DIRECTIVE
From the entries below, list each line with "encima".
================================
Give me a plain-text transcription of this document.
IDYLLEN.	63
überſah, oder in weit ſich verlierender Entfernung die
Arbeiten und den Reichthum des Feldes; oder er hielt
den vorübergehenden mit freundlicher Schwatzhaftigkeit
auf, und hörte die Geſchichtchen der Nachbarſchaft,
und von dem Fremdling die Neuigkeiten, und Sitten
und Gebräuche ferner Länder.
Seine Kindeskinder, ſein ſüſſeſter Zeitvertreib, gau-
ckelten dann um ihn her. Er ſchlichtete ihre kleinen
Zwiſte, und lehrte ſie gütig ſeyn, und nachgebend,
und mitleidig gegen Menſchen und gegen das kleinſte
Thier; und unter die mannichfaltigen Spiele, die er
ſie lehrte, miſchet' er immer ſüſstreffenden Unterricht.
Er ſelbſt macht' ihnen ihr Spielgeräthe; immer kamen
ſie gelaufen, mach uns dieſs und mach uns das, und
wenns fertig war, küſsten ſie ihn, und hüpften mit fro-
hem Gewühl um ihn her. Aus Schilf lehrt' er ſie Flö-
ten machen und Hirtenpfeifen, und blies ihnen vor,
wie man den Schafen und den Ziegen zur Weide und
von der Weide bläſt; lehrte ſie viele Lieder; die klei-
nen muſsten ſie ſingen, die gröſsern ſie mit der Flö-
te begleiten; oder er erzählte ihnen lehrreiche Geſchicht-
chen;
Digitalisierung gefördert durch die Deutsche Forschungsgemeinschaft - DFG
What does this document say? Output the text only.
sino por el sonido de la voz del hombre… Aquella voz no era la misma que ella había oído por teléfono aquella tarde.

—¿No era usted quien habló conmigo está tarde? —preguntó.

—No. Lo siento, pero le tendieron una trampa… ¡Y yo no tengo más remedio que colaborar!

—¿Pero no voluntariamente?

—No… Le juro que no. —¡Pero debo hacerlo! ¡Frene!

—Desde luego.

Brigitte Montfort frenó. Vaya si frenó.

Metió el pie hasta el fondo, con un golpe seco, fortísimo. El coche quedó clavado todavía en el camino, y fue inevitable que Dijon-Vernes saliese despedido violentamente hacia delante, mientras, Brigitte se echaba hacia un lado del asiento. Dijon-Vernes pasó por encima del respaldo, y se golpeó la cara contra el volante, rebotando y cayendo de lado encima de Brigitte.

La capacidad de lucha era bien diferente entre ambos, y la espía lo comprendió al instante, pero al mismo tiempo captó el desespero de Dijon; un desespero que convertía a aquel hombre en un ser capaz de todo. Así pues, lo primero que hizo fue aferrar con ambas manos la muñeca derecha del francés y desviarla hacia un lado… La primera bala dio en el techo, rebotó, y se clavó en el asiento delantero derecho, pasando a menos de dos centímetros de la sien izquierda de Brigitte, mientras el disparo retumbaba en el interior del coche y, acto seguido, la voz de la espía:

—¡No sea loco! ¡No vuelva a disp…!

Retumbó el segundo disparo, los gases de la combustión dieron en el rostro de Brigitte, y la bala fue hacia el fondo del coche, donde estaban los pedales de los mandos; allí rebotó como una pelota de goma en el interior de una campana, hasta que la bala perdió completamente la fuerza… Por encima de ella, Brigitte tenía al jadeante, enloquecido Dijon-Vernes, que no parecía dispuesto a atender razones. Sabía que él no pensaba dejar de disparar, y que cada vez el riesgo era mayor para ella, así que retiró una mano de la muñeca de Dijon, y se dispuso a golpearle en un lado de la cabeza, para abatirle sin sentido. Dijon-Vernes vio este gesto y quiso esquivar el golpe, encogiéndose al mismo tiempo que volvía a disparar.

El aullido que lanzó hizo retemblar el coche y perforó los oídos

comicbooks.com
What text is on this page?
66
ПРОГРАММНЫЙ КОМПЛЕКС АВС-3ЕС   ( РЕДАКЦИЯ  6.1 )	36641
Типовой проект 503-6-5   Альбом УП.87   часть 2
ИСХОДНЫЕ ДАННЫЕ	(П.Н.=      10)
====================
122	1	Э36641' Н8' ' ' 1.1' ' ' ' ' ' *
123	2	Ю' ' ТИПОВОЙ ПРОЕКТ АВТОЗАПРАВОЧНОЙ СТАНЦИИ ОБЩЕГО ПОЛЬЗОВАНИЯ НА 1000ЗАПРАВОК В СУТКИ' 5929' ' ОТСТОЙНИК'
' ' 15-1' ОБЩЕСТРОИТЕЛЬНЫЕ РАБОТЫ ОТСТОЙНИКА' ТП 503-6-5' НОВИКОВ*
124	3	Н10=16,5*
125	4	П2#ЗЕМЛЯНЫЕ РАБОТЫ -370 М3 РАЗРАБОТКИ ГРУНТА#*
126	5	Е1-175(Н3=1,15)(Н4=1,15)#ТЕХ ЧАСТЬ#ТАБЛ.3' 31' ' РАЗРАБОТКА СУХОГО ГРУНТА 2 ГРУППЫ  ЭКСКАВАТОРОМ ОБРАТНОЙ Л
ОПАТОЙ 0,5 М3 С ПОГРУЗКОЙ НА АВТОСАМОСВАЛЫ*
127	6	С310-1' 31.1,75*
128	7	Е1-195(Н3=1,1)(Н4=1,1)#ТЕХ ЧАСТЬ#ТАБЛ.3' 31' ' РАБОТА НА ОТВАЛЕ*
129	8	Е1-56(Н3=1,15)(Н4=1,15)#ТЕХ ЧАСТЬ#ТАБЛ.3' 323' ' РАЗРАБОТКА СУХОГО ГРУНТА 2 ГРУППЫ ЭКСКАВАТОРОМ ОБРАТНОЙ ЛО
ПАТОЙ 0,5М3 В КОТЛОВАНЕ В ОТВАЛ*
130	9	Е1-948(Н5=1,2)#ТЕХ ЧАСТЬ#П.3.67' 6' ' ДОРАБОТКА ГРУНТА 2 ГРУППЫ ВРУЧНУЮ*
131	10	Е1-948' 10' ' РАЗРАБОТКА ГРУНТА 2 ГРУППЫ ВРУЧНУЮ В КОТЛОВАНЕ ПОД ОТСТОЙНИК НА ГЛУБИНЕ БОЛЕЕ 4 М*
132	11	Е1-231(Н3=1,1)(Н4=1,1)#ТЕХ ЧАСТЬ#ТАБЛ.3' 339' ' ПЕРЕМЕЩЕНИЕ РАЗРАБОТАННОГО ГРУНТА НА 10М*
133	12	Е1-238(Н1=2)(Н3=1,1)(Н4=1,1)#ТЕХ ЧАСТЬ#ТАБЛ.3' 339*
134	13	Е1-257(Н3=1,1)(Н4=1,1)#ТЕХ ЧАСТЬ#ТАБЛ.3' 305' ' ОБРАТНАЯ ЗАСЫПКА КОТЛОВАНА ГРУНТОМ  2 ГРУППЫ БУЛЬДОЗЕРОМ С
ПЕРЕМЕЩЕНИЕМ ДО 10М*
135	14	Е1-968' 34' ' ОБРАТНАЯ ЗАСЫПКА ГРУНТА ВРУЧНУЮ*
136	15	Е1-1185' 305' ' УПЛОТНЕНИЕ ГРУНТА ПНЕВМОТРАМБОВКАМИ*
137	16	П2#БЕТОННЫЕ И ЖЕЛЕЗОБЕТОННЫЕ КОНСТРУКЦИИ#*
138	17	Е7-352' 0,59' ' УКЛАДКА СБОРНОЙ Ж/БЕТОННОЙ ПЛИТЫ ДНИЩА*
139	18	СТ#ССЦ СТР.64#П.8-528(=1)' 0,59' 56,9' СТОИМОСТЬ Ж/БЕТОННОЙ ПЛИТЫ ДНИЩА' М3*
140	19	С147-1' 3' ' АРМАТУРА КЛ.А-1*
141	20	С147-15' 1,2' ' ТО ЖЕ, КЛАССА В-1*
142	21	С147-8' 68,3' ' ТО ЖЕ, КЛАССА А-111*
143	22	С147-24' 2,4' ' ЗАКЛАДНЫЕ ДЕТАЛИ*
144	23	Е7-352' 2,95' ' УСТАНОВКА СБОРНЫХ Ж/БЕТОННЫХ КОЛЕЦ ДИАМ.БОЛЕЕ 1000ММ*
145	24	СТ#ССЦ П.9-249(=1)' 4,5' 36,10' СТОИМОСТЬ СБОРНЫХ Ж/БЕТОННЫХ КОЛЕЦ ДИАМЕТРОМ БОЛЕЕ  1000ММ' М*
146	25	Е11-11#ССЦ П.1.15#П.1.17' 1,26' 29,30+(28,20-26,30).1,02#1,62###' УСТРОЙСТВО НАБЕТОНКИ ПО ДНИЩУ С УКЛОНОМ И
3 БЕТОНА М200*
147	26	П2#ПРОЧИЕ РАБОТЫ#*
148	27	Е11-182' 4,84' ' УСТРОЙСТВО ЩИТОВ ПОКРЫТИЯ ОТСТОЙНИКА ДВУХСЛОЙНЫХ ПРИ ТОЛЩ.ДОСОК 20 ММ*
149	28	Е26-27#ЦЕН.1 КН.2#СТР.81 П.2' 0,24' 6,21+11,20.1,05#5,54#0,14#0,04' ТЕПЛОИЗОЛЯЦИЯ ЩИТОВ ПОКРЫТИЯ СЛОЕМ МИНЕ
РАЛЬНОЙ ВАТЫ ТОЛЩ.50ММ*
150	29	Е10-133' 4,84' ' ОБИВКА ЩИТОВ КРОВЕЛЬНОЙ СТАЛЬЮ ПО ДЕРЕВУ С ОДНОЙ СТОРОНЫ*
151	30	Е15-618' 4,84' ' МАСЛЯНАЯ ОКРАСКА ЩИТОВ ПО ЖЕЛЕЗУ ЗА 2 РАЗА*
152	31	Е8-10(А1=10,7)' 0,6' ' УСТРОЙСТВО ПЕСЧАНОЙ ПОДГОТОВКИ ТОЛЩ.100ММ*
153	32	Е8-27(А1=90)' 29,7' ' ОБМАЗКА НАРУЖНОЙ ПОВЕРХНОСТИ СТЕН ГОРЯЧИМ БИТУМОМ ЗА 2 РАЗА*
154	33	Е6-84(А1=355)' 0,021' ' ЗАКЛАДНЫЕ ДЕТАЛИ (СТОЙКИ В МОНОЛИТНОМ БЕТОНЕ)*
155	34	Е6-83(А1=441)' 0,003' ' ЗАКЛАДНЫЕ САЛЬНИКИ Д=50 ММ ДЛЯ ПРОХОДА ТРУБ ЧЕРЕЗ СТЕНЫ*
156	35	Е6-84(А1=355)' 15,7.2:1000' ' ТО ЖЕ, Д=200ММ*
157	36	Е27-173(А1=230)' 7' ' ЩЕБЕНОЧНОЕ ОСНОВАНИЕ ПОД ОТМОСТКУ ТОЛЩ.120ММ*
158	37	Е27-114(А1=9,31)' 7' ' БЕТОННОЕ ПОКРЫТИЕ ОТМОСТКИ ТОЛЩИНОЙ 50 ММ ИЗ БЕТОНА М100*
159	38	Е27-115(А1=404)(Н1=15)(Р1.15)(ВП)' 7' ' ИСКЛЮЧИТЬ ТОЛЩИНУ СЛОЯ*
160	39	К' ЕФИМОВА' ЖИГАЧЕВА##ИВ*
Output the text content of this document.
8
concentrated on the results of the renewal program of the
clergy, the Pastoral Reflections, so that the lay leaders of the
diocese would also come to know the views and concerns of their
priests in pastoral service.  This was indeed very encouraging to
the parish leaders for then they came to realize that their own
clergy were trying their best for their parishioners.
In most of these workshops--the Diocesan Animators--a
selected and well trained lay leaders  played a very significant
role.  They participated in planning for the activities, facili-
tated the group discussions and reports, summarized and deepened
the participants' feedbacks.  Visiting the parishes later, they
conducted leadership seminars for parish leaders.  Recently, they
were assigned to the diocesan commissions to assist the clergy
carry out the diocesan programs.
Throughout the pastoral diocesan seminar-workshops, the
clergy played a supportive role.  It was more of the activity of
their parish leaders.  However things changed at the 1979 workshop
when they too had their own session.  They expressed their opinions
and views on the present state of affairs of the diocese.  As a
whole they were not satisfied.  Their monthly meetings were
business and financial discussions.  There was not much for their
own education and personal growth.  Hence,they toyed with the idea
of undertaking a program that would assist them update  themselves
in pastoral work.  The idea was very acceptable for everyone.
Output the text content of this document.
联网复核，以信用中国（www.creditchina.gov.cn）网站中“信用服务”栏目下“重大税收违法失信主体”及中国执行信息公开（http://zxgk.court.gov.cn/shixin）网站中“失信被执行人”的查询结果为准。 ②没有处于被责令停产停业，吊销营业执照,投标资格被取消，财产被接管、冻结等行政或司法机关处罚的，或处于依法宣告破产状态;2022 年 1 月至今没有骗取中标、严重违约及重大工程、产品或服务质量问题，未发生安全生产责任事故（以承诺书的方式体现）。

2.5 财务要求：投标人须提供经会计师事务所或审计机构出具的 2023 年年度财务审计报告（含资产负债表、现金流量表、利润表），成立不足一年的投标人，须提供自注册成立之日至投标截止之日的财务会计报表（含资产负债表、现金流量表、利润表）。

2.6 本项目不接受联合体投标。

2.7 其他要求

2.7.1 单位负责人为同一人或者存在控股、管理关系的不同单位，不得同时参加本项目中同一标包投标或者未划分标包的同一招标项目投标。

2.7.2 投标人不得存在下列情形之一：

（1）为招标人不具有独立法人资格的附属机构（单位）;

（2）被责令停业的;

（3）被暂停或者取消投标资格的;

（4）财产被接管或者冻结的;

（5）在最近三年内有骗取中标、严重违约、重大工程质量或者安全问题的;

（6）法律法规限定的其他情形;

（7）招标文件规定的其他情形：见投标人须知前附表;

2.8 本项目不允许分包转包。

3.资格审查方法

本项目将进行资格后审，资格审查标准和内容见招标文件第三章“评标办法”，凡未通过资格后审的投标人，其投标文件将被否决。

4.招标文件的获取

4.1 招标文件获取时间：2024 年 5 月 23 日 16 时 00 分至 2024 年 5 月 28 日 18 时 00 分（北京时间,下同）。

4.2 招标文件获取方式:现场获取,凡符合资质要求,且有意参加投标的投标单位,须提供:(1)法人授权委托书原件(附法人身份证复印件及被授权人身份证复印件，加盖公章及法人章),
================================
FULL RESPONSE
Metió el pie hasta el fondo, con un golpe seco, fortísimo. El coche quedó clavado todavía en el camino, y fue inevitable que Dijon-Vernes saliese despedido violentamente hacia delante, mientras, Brigitte se echaba hacia un lado del asiento. Dijon-Vernes pasó por encima del respaldo, y se golpeó la cara contra el volante, rebotando y cayendo de lado encima de Brigitte.
Retumbó el segundo disparo, los gases de la combustión dieron en el rostro de Brigitte, y la bala fue hacia el fondo del coche, donde estaban los pedales de los mandos; allí rebotó como una pelota de goma en el interior de una campana, hasta que la bala perdió completamente la fuerza… Por encima de ella, Brigitte tenía al jadeante, enloquecido Dijon-Vernes, que no parecía dispuesto a atender razones. Sabía que él no pensaba dejar de disparar, y que cada vez el riesgo era mayor para ella, así que retiró una mano de la muñeca de Dijon, y se dispuso a golpearle en un lado de la cabeza, para abatirle sin sentido. Dijon-Vernes vio este gesto y quiso esquivar el golpe, encogiéndose al mismo tiempo que volvía a disparar.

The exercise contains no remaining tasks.